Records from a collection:

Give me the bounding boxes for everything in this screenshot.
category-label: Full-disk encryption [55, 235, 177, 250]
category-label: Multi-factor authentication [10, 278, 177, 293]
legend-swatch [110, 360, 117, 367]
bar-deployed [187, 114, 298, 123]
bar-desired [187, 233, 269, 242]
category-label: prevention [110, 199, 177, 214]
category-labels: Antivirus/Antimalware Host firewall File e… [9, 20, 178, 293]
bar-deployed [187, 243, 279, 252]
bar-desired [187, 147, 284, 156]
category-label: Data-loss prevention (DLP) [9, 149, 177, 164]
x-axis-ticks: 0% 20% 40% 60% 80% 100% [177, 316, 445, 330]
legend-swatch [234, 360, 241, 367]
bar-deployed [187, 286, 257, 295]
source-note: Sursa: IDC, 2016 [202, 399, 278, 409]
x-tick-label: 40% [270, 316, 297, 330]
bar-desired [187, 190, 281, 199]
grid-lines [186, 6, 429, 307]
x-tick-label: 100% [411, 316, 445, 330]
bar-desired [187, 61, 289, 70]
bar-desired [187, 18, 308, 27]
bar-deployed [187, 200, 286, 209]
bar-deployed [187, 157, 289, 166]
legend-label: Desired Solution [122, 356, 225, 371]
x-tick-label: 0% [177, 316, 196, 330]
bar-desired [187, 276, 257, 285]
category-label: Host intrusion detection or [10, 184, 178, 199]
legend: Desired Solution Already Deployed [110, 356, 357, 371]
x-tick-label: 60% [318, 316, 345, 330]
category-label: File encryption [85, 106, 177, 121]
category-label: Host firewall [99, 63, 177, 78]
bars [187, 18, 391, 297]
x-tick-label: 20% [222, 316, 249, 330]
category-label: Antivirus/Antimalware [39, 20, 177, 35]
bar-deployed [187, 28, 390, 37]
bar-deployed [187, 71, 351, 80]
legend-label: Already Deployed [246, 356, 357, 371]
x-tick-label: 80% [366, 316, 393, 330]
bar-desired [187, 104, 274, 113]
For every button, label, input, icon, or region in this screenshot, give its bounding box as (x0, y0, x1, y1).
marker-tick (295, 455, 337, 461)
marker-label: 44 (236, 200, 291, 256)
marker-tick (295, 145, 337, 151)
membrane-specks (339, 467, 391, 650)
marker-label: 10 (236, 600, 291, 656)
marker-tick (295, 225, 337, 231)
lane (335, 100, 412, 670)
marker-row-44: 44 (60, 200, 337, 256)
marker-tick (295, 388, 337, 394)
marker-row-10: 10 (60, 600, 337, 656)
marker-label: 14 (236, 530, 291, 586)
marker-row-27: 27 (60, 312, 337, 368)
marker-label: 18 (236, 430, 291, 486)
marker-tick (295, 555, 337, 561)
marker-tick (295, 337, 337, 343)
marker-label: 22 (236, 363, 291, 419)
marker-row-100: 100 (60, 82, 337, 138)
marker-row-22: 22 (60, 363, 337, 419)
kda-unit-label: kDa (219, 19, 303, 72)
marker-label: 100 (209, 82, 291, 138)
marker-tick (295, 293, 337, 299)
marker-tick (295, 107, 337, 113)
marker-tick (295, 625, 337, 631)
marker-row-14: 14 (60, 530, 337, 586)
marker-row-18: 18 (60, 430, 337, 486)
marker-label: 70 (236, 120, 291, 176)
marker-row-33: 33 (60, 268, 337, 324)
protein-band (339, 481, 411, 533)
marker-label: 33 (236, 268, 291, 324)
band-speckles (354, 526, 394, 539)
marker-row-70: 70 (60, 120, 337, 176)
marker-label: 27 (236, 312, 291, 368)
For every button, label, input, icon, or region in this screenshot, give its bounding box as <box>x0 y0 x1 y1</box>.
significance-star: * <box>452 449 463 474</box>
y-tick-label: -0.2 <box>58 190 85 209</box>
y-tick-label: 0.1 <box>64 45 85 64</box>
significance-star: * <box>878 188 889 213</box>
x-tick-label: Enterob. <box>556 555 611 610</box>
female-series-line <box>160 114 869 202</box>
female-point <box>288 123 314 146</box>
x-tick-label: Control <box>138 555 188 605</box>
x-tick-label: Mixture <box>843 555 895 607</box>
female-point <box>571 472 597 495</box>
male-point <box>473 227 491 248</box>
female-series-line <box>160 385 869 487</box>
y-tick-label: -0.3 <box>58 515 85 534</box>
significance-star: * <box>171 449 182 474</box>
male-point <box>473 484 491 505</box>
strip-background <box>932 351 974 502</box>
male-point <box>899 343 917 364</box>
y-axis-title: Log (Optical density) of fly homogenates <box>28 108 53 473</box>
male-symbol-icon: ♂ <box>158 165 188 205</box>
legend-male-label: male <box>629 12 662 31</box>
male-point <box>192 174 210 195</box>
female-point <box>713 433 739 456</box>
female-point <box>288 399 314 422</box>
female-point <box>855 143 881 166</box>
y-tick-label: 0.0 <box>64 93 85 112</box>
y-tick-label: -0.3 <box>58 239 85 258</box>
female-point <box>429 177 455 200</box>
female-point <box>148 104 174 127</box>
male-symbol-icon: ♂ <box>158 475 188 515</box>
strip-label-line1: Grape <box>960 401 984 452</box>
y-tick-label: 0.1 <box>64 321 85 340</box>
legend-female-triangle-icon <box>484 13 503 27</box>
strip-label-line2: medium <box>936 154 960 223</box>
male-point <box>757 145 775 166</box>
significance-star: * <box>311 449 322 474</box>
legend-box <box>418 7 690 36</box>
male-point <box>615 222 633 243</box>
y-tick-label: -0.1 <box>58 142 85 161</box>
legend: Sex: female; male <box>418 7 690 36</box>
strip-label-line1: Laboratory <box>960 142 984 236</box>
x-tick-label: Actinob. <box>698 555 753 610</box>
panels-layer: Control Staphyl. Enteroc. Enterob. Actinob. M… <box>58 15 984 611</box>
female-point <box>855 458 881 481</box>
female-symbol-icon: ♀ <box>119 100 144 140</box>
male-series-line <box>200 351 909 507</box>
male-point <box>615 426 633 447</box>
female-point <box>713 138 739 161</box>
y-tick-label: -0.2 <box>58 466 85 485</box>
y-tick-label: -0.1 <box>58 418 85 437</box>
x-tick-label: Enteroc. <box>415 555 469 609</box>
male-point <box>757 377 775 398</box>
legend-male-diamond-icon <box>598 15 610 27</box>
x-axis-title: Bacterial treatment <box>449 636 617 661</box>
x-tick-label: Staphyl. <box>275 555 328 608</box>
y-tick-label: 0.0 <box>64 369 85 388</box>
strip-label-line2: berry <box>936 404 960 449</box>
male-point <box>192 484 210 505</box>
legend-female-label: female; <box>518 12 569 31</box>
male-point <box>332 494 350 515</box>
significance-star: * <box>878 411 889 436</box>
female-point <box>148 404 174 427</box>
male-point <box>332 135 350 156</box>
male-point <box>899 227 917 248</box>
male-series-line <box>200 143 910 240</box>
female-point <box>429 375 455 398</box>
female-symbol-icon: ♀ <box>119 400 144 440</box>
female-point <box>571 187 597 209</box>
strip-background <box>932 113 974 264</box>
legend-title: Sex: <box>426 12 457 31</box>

WHAT YOU WILL DO: Set down the entries again, exactly as they stand above.

SOLUTION TO THE PROBLEM:
Give me the bounding boxes for everything in this screenshot.
category-label: Full-disk encryption [55, 235, 177, 250]
category-label: Multi-factor authentication [10, 278, 177, 293]
legend-swatch [110, 360, 117, 367]
bar-deployed [187, 114, 298, 123]
bar-desired [187, 233, 269, 242]
category-label: prevention [110, 199, 177, 214]
category-labels: Antivirus/Antimalware Host firewall File e… [9, 20, 178, 293]
bar-deployed [187, 243, 279, 252]
bar-desired [187, 147, 284, 156]
category-label: Data-loss prevention (DLP) [9, 149, 177, 164]
x-axis-ticks: 0% 20% 40% 60% 80% 100% [177, 316, 445, 330]
legend-swatch [234, 360, 241, 367]
bar-deployed [187, 286, 257, 295]
source-note: Sursa: IDC, 2016 [202, 399, 278, 409]
x-tick-label: 40% [270, 316, 297, 330]
bar-desired [187, 190, 281, 199]
grid-lines [186, 6, 429, 307]
x-tick-label: 100% [411, 316, 445, 330]
bar-desired [187, 61, 289, 70]
bar-desired [187, 18, 308, 27]
bar-deployed [187, 200, 286, 209]
bar-deployed [187, 157, 289, 166]
legend-label: Desired Solution [122, 356, 225, 371]
x-tick-label: 0% [177, 316, 196, 330]
bar-desired [187, 276, 257, 285]
category-label: Host intrusion detection or [10, 184, 178, 199]
legend: Desired Solution Already Deployed [110, 356, 357, 371]
x-tick-label: 60% [318, 316, 345, 330]
category-label: File encryption [85, 106, 177, 121]
category-label: Host firewall [99, 63, 177, 78]
bars [187, 18, 391, 297]
x-tick-label: 20% [222, 316, 249, 330]
category-label: Antivirus/Antimalware [39, 20, 177, 35]
bar-deployed [187, 28, 390, 37]
bar-deployed [187, 71, 351, 80]
legend-label: Already Deployed [246, 356, 357, 371]
x-tick-label: 80% [366, 316, 393, 330]
bar-desired [187, 104, 274, 113]
For every button, label, input, icon, or region in this screenshot, give its bounding box as (x0, y0, x1, y1).
marker-tick (295, 455, 337, 461)
marker-label: 44 (236, 200, 291, 256)
marker-tick (295, 145, 337, 151)
membrane-specks (339, 467, 391, 650)
marker-label: 10 (236, 600, 291, 656)
marker-tick (295, 225, 337, 231)
lane (335, 100, 412, 670)
marker-row-44: 44 (60, 200, 337, 256)
marker-tick (295, 388, 337, 394)
marker-row-10: 10 (60, 600, 337, 656)
marker-label: 14 (236, 530, 291, 586)
marker-row-27: 27 (60, 312, 337, 368)
marker-label: 18 (236, 430, 291, 486)
marker-tick (295, 555, 337, 561)
marker-tick (295, 337, 337, 343)
marker-label: 22 (236, 363, 291, 419)
marker-row-100: 100 (60, 82, 337, 138)
marker-row-22: 22 (60, 363, 337, 419)
kda-unit-label: kDa (219, 19, 303, 72)
marker-label: 100 (209, 82, 291, 138)
marker-tick (295, 293, 337, 299)
marker-tick (295, 107, 337, 113)
marker-tick (295, 625, 337, 631)
marker-row-14: 14 (60, 530, 337, 586)
marker-row-18: 18 (60, 430, 337, 486)
marker-label: 70 (236, 120, 291, 176)
marker-row-33: 33 (60, 268, 337, 324)
protein-band (339, 481, 411, 533)
marker-label: 33 (236, 268, 291, 324)
band-speckles (354, 526, 394, 539)
marker-row-70: 70 (60, 120, 337, 176)
marker-label: 27 (236, 312, 291, 368)
For every button, label, input, icon, or region in this screenshot, give its bounding box as <box>x0 y0 x1 y1</box>.
significance-star: * <box>452 449 463 474</box>
y-tick-label: -0.2 <box>58 190 85 209</box>
y-tick-label: 0.1 <box>64 45 85 64</box>
significance-star: * <box>878 188 889 213</box>
x-tick-label: Enterob. <box>556 555 611 610</box>
female-series-line <box>160 114 869 202</box>
female-point <box>288 123 314 146</box>
x-tick-label: Control <box>138 555 188 605</box>
x-tick-label: Mixture <box>843 555 895 607</box>
female-point <box>571 472 597 495</box>
male-point <box>473 227 491 248</box>
female-series-line <box>160 385 869 487</box>
y-tick-label: -0.3 <box>58 515 85 534</box>
significance-star: * <box>171 449 182 474</box>
male-point <box>473 484 491 505</box>
strip-background <box>932 351 974 502</box>
male-point <box>899 343 917 364</box>
y-axis-title: Log (Optical density) of fly homogenates <box>28 108 53 473</box>
male-symbol-icon: ♂ <box>158 165 188 205</box>
legend-male-label: male <box>629 12 662 31</box>
male-point <box>192 174 210 195</box>
female-point <box>713 433 739 456</box>
female-point <box>288 399 314 422</box>
female-point <box>855 143 881 166</box>
y-tick-label: 0.0 <box>64 93 85 112</box>
y-tick-label: -0.3 <box>58 239 85 258</box>
female-point <box>429 177 455 200</box>
female-point <box>148 104 174 127</box>
male-symbol-icon: ♂ <box>158 475 188 515</box>
strip-label-line1: Grape <box>960 401 984 452</box>
y-tick-label: 0.1 <box>64 321 85 340</box>
legend-female-triangle-icon <box>484 13 503 27</box>
strip-label-line2: medium <box>936 154 960 223</box>
male-point <box>757 145 775 166</box>
significance-star: * <box>311 449 322 474</box>
legend-box <box>418 7 690 36</box>
male-point <box>615 222 633 243</box>
y-tick-label: -0.1 <box>58 142 85 161</box>
legend: Sex: female; male <box>418 7 690 36</box>
strip-label-line1: Laboratory <box>960 142 984 236</box>
x-tick-label: Actinob. <box>698 555 753 610</box>
panels-layer: Control Staphyl. Enteroc. Enterob. Actinob. M… <box>58 15 984 611</box>
female-point <box>855 458 881 481</box>
female-symbol-icon: ♀ <box>119 100 144 140</box>
male-series-line <box>200 351 909 507</box>
male-point <box>615 426 633 447</box>
female-point <box>713 138 739 161</box>
y-tick-label: -0.2 <box>58 466 85 485</box>
y-tick-label: -0.1 <box>58 418 85 437</box>
x-tick-label: Enteroc. <box>415 555 469 609</box>
male-point <box>757 377 775 398</box>
legend-male-diamond-icon <box>598 15 610 27</box>
x-axis-title: Bacterial treatment <box>449 636 617 661</box>
x-tick-label: Staphyl. <box>275 555 328 608</box>
y-tick-label: 0.0 <box>64 369 85 388</box>
strip-label-line2: berry <box>936 404 960 449</box>
male-point <box>192 484 210 505</box>
legend-female-label: female; <box>518 12 569 31</box>
male-point <box>332 494 350 515</box>
significance-star: * <box>878 411 889 436</box>
female-point <box>148 404 174 427</box>
male-point <box>332 135 350 156</box>
male-point <box>899 227 917 248</box>
male-series-line <box>200 143 910 240</box>
female-point <box>429 375 455 398</box>
female-symbol-icon: ♀ <box>119 400 144 440</box>
female-point <box>571 187 597 209</box>
strip-background <box>932 113 974 264</box>
legend-title: Sex: <box>426 12 457 31</box>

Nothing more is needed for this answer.